___ Data shown
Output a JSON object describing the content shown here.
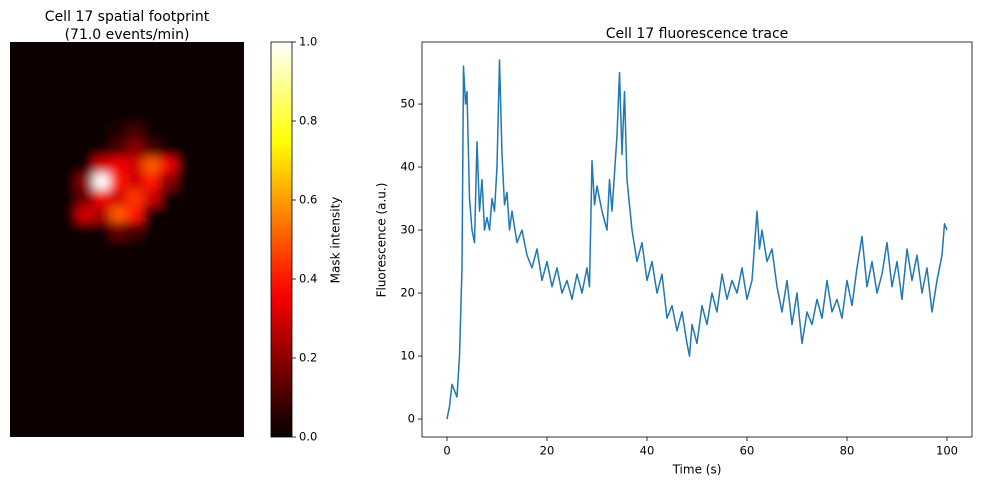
{
  "chart_data": [
    {
      "type": "heatmap",
      "title": [
        "Cell 17 spatial footprint",
        "(71.0 events/min)"
      ],
      "colormap": "hot",
      "z": [
        [
          0,
          0,
          0,
          0,
          0,
          0,
          0,
          0,
          0,
          0,
          0,
          0,
          0,
          0
        ],
        [
          0,
          0,
          0,
          0,
          0,
          0,
          0,
          0,
          0,
          0,
          0,
          0,
          0,
          0
        ],
        [
          0,
          0,
          0,
          0,
          0,
          0,
          0,
          0,
          0,
          0,
          0,
          0,
          0,
          0
        ],
        [
          0,
          0,
          0,
          0,
          0,
          0,
          0,
          0,
          0,
          0,
          0,
          0,
          0,
          0
        ],
        [
          0,
          0,
          0,
          0,
          0,
          0,
          0,
          0,
          0,
          0,
          0,
          0,
          0,
          0
        ],
        [
          0,
          0,
          0,
          0,
          0,
          0,
          0.05,
          0.1,
          0,
          0,
          0,
          0,
          0,
          0
        ],
        [
          0,
          0,
          0,
          0,
          0,
          0,
          0.1,
          0.2,
          0.1,
          0,
          0,
          0,
          0,
          0
        ],
        [
          0,
          0,
          0,
          0,
          0,
          0.3,
          0.35,
          0.3,
          0.5,
          0.35,
          0,
          0,
          0,
          0
        ],
        [
          0,
          0,
          0,
          0,
          0.2,
          1.0,
          0.4,
          0.3,
          0.4,
          0.2,
          0,
          0,
          0,
          0
        ],
        [
          0,
          0,
          0,
          0,
          0.15,
          0.35,
          0.3,
          0.45,
          0.3,
          0,
          0,
          0,
          0,
          0
        ],
        [
          0,
          0,
          0,
          0,
          0.3,
          0.25,
          0.5,
          0.4,
          0,
          0,
          0,
          0,
          0,
          0
        ],
        [
          0,
          0,
          0,
          0,
          0,
          0,
          0.15,
          0.1,
          0,
          0,
          0,
          0,
          0,
          0
        ],
        [
          0,
          0,
          0,
          0,
          0,
          0,
          0,
          0,
          0,
          0,
          0,
          0,
          0,
          0
        ],
        [
          0,
          0,
          0,
          0,
          0,
          0,
          0,
          0,
          0,
          0,
          0,
          0,
          0,
          0
        ],
        [
          0,
          0,
          0,
          0,
          0,
          0,
          0,
          0,
          0,
          0,
          0,
          0,
          0,
          0
        ],
        [
          0,
          0,
          0,
          0,
          0,
          0,
          0,
          0,
          0,
          0,
          0,
          0,
          0,
          0
        ],
        [
          0,
          0,
          0,
          0,
          0,
          0,
          0,
          0,
          0,
          0,
          0,
          0,
          0,
          0
        ],
        [
          0,
          0,
          0,
          0,
          0,
          0,
          0,
          0,
          0,
          0,
          0,
          0,
          0,
          0
        ],
        [
          0,
          0,
          0,
          0,
          0,
          0,
          0,
          0,
          0,
          0,
          0,
          0,
          0,
          0
        ],
        [
          0,
          0,
          0,
          0,
          0,
          0,
          0,
          0,
          0,
          0,
          0,
          0,
          0,
          0
        ],
        [
          0,
          0,
          0,
          0,
          0,
          0,
          0,
          0,
          0,
          0,
          0,
          0,
          0,
          0
        ],
        [
          0,
          0,
          0,
          0,
          0,
          0,
          0,
          0,
          0,
          0,
          0,
          0,
          0,
          0
        ],
        [
          0,
          0,
          0,
          0,
          0,
          0,
          0,
          0,
          0,
          0,
          0,
          0,
          0,
          0
        ],
        [
          0,
          0,
          0,
          0,
          0,
          0,
          0,
          0,
          0,
          0,
          0,
          0,
          0,
          0
        ]
      ],
      "colorbar": {
        "label": "Mask intensity",
        "lim": [
          0,
          1
        ],
        "ticks": [
          {
            "value": 0,
            "label": "0.0"
          },
          {
            "value": 0.2,
            "label": "0.2"
          },
          {
            "value": 0.4,
            "label": "0.4"
          },
          {
            "value": 0.6,
            "label": "0.6"
          },
          {
            "value": 0.8,
            "label": "0.8"
          },
          {
            "value": 1,
            "label": "1.0"
          }
        ]
      }
    },
    {
      "type": "line",
      "title": "Cell 17 fluorescence trace",
      "xlabel": "Time (s)",
      "ylabel": "Fluorescence (a.u.)",
      "color": "#1f77b4",
      "x": [
        0,
        0.5,
        1,
        1.5,
        2,
        2.5,
        3,
        3.3,
        3.7,
        4,
        4.5,
        5,
        5.5,
        6,
        6.5,
        7,
        7.5,
        8,
        8.5,
        9,
        9.5,
        10,
        10.5,
        11,
        11.5,
        12,
        12.5,
        13,
        14,
        15,
        16,
        17,
        18,
        19,
        20,
        21,
        22,
        23,
        24,
        25,
        26,
        27,
        28,
        28.5,
        29,
        29.5,
        30,
        31,
        32,
        32.5,
        33,
        34,
        34.5,
        35,
        35.5,
        36,
        37,
        38,
        39,
        40,
        41,
        42,
        43,
        44,
        45,
        46,
        47,
        48,
        48.5,
        49,
        50,
        51,
        52,
        53,
        54,
        55,
        56,
        57,
        58,
        59,
        60,
        61,
        62,
        62.5,
        63,
        64,
        65,
        66,
        67,
        68,
        69,
        70,
        71,
        72,
        73,
        74,
        75,
        76,
        77,
        78,
        79,
        80,
        81,
        82,
        83,
        84,
        85,
        86,
        87,
        88,
        89,
        90,
        91,
        92,
        93,
        94,
        95,
        96,
        97,
        98,
        99,
        99.5,
        100
      ],
      "values": [
        0,
        2,
        5.5,
        4.5,
        3.5,
        10,
        24,
        56,
        50,
        52,
        35,
        30,
        28,
        44,
        33,
        38,
        30,
        32,
        30,
        35,
        33,
        40,
        57,
        42,
        34,
        36,
        30,
        33,
        28,
        30,
        26,
        24,
        27,
        22,
        25,
        21,
        24,
        20,
        22,
        19,
        23,
        20,
        24,
        21,
        41,
        34,
        37,
        33,
        30,
        38,
        33,
        45,
        55,
        42,
        52,
        38,
        30,
        25,
        28,
        22,
        25,
        20,
        23,
        16,
        18,
        14,
        17,
        12,
        10,
        15,
        12,
        18,
        15,
        20,
        17,
        23,
        19,
        22,
        20,
        24,
        19,
        22,
        33,
        27,
        30,
        25,
        27,
        21,
        17,
        22,
        15,
        20,
        12,
        17,
        15,
        19,
        16,
        22,
        17,
        19,
        16,
        22,
        18,
        24,
        29,
        21,
        25,
        20,
        23,
        28,
        21,
        25,
        19,
        27,
        22,
        26,
        20,
        24,
        17,
        22,
        26,
        31,
        30
      ],
      "xlim": [
        -5,
        105
      ],
      "ylim": [
        -2.85,
        59.85
      ],
      "xticks": [
        0,
        20,
        40,
        60,
        80,
        100
      ],
      "yticks": [
        0,
        10,
        20,
        30,
        40,
        50
      ]
    }
  ]
}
______
Give only the number of lines in the material above where the string "title" appears.

2